--- Given records ---
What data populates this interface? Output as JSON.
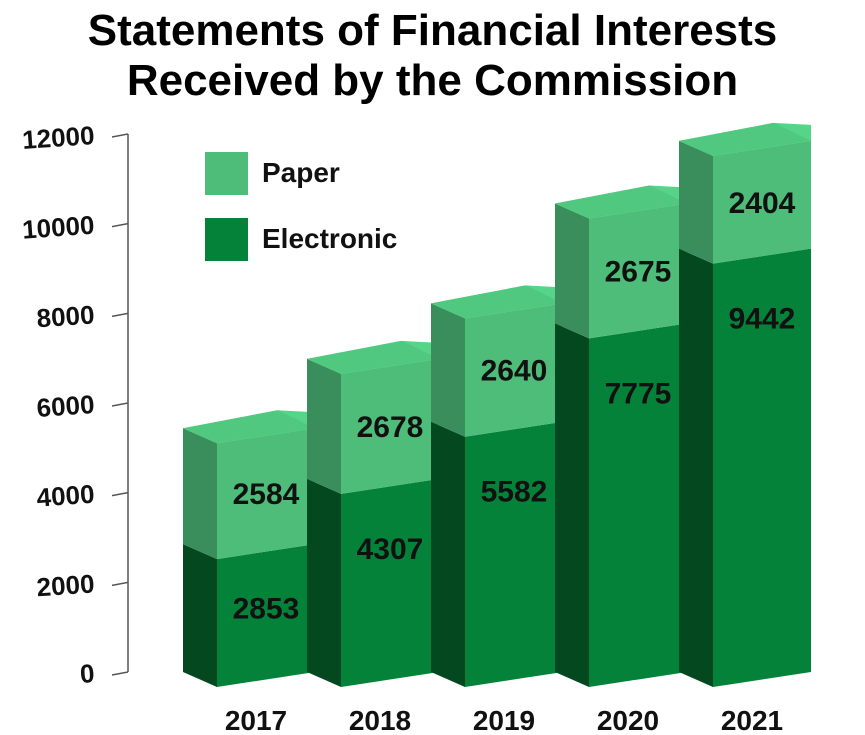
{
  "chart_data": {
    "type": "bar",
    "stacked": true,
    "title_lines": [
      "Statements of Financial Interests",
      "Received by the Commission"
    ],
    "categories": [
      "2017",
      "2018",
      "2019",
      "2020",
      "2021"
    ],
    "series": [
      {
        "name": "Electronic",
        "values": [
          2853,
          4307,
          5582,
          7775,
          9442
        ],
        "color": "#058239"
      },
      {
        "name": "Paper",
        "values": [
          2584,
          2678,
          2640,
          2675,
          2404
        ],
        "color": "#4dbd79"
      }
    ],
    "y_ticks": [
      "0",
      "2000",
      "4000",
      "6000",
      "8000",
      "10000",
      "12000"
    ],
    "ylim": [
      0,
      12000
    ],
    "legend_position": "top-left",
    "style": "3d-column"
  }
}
---
** Work to complete **
Write every entry out again exactly, dropping the pictures.

** Answer **
What data populates this interface? Output as JSON.
{
  "chart_data": {
    "type": "bar",
    "stacked": true,
    "title_lines": [
      "Statements of Financial Interests",
      "Received by the Commission"
    ],
    "categories": [
      "2017",
      "2018",
      "2019",
      "2020",
      "2021"
    ],
    "series": [
      {
        "name": "Electronic",
        "values": [
          2853,
          4307,
          5582,
          7775,
          9442
        ],
        "color": "#058239"
      },
      {
        "name": "Paper",
        "values": [
          2584,
          2678,
          2640,
          2675,
          2404
        ],
        "color": "#4dbd79"
      }
    ],
    "y_ticks": [
      "0",
      "2000",
      "4000",
      "6000",
      "8000",
      "10000",
      "12000"
    ],
    "ylim": [
      0,
      12000
    ],
    "legend_position": "top-left",
    "style": "3d-column"
  }
}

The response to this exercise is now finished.